**Items**
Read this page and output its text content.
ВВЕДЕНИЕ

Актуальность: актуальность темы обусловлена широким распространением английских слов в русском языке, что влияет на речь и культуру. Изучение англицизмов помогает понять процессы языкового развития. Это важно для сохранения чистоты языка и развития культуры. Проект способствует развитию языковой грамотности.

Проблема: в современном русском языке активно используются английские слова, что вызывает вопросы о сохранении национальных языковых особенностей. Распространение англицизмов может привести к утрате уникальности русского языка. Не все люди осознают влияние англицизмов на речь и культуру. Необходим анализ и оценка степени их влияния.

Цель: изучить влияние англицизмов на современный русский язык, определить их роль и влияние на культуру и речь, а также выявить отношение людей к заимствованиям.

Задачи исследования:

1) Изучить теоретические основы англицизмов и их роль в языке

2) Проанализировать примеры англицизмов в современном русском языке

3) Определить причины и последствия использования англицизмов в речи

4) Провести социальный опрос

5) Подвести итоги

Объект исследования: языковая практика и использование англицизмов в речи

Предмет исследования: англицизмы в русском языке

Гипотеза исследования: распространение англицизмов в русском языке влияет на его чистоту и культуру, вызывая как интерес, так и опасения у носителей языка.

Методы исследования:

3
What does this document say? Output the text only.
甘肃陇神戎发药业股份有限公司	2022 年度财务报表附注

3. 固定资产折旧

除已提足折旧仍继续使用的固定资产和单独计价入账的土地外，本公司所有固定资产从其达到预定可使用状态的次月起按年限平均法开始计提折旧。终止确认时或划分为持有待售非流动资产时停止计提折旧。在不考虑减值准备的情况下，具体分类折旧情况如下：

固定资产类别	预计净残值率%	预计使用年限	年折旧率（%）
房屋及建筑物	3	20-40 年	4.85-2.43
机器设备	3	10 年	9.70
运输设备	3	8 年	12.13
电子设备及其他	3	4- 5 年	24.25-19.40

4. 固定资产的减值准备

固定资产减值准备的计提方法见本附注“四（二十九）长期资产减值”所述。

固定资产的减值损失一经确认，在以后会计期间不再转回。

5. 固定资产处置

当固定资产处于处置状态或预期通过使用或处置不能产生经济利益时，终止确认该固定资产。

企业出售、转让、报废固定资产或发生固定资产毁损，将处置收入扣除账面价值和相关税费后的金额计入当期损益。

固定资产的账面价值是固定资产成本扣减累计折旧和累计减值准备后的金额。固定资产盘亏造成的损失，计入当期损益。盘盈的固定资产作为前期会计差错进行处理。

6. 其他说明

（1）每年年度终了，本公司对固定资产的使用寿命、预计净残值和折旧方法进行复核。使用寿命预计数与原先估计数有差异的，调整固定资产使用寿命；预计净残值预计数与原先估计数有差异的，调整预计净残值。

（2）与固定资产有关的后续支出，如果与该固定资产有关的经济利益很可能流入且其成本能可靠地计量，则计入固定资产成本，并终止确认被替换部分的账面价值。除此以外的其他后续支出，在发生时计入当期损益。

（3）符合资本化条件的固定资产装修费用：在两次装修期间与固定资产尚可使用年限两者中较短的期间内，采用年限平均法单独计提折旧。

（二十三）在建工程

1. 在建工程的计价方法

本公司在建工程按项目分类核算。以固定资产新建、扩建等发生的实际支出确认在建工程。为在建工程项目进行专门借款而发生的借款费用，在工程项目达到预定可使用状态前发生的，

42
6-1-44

* * *

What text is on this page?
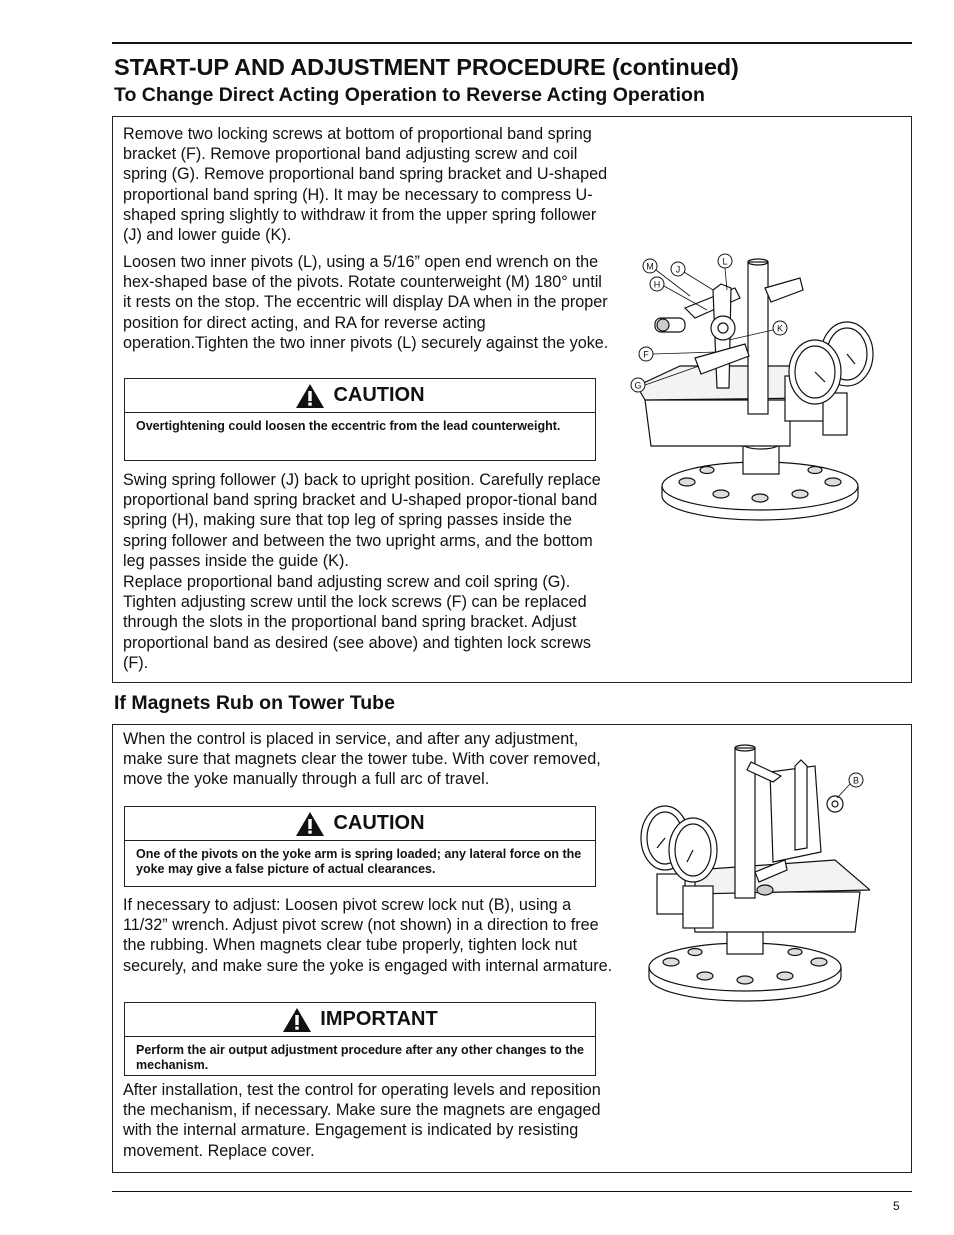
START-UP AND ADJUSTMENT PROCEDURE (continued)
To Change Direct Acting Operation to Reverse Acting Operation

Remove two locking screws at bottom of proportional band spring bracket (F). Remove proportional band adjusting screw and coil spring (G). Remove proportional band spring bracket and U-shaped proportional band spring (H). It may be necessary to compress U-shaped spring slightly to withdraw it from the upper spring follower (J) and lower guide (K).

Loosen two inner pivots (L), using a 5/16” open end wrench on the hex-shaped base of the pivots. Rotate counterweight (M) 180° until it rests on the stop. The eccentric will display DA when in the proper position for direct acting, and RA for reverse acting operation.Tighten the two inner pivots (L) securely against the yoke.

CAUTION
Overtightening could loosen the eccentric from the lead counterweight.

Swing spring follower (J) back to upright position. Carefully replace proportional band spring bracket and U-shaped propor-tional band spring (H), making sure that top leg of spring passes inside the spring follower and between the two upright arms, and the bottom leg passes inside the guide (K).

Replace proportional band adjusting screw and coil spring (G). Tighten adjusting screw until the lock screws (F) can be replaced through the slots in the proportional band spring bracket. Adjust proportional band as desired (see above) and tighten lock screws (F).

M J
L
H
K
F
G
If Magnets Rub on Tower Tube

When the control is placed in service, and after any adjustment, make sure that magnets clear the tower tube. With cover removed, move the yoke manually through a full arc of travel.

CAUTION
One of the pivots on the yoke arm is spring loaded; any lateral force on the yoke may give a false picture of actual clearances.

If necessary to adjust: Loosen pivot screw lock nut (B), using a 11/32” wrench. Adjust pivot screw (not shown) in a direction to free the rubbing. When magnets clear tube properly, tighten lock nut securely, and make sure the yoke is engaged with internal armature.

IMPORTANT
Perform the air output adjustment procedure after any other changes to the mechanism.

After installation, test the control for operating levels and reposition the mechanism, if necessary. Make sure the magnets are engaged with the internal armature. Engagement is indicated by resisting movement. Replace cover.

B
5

* * *

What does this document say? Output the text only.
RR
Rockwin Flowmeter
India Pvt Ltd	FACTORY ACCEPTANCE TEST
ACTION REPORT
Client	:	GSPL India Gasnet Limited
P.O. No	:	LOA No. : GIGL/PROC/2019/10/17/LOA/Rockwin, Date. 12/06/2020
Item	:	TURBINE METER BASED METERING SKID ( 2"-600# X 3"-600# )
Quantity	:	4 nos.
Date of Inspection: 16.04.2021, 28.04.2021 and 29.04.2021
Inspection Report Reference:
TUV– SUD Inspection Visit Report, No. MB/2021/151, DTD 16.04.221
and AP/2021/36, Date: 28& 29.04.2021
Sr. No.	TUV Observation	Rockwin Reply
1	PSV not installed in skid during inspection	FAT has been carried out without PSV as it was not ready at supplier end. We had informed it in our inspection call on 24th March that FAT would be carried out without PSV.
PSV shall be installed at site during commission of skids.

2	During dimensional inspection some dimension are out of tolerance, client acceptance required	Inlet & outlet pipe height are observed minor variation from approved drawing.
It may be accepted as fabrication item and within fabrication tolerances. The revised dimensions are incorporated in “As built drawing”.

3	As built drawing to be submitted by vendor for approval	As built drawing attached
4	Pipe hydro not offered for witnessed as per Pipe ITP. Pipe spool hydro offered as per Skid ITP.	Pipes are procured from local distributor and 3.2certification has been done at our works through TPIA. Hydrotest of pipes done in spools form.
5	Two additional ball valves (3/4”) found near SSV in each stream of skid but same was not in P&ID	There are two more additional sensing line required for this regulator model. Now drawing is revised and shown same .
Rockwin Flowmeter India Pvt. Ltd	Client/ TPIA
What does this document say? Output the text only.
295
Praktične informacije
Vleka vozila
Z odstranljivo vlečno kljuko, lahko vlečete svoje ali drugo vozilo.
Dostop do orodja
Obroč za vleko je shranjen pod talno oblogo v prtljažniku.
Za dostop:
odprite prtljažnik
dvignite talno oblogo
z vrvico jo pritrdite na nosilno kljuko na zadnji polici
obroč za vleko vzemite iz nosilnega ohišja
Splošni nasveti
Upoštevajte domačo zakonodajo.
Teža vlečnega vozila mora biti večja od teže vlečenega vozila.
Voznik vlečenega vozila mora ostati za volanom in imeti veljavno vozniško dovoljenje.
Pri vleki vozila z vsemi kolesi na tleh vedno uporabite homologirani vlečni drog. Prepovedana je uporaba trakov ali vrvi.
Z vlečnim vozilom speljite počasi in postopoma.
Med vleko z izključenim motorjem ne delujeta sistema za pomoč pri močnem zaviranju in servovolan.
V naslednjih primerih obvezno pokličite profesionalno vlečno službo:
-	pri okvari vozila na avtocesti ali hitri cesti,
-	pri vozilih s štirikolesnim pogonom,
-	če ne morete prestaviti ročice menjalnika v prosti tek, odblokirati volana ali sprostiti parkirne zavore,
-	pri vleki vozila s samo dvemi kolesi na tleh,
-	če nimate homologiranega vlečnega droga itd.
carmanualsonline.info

**What to produce**
Look through the material above. Copy each line where the word "internal" appears.

**Response**
If necessary to adjust: Loosen pivot screw lock nut (B), using a 11/32” wrench. Adjust pivot screw (not shown) in a direction to free the rubbing. When magnets clear tube properly, tighten lock nut securely, and make sure the yoke is engaged with internal armature.
After installation, test the control for operating levels and reposition the mechanism, if necessary. Make sure the magnets are engaged with the internal armature. Engagement is indicated by resisting movement. Replace cover.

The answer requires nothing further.